**What is being asked**
Answer with a single number: how many lines in the listing below include "your"?

Stored entries:
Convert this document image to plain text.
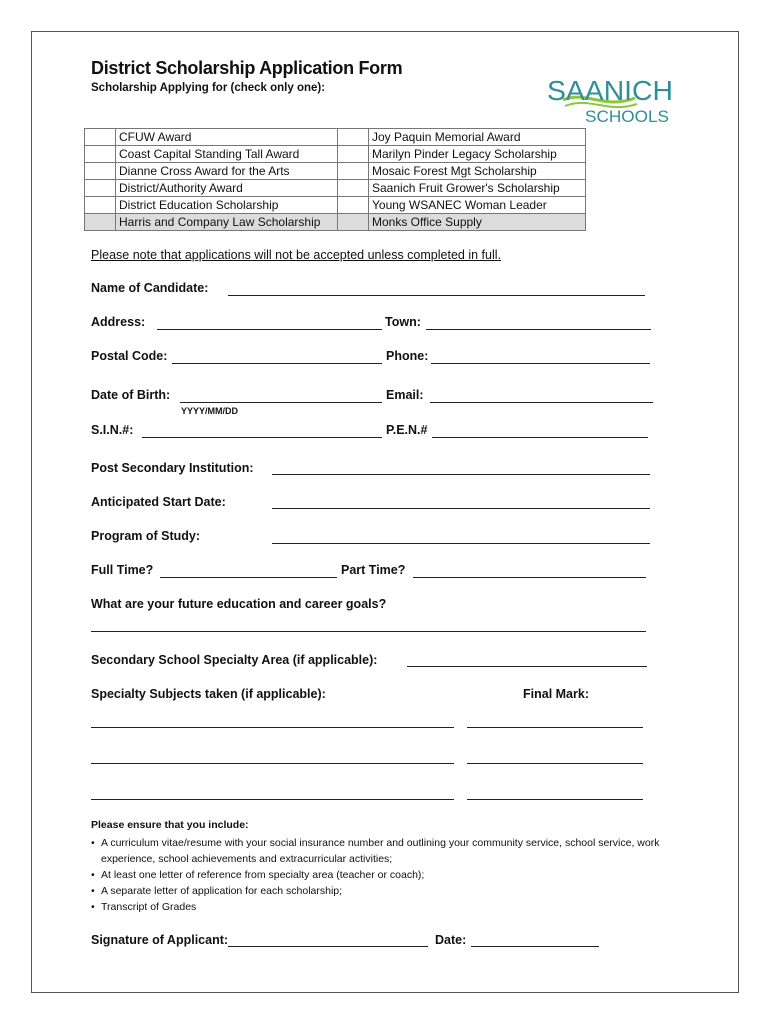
District Scholarship Application Form
Scholarship Applying for (check only one):	SAANICH
SCHOOLS
	CFUW Award		Joy Paquin Memorial Award
	Coast Capital Standing Tall Award		Marilyn Pinder Legacy Scholarship
	Dianne Cross Award for the Arts		Mosaic Forest Mgt Scholarship
	District/Authority Award		Saanich Fruit Grower's Scholarship
	District Education Scholarship		Young WSANEC Woman Leader
	Harris and Company Law Scholarship		Monks Office Supply
Please note that applications will not be accepted unless completed in full.
Name of Candidate:
Address:	Town:
Postal Code:	Phone:
Date of Birth:
YYYY/MM/DD
Email:
S.I.N.#:	P.E.N.#
Post Secondary Institution:
Anticipated Start Date:
Program of Study:
Full Time?	Part Time?
What are your future education and career goals?
Secondary School Specialty Area (if applicable):
Specialty Subjects taken (if applicable):	Final Mark:
Please ensure that you include:
• A curriculum vitae/resume with your social insurance number and outlining your community service, school service, work experience, school achievements and extracurricular activities;
• At least one letter of reference from specialty area (teacher or coach);
• A separate letter of application for each scholarship;
• Transcript of Grades
Signature of Applicant:	Date:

**Exercise solution**
2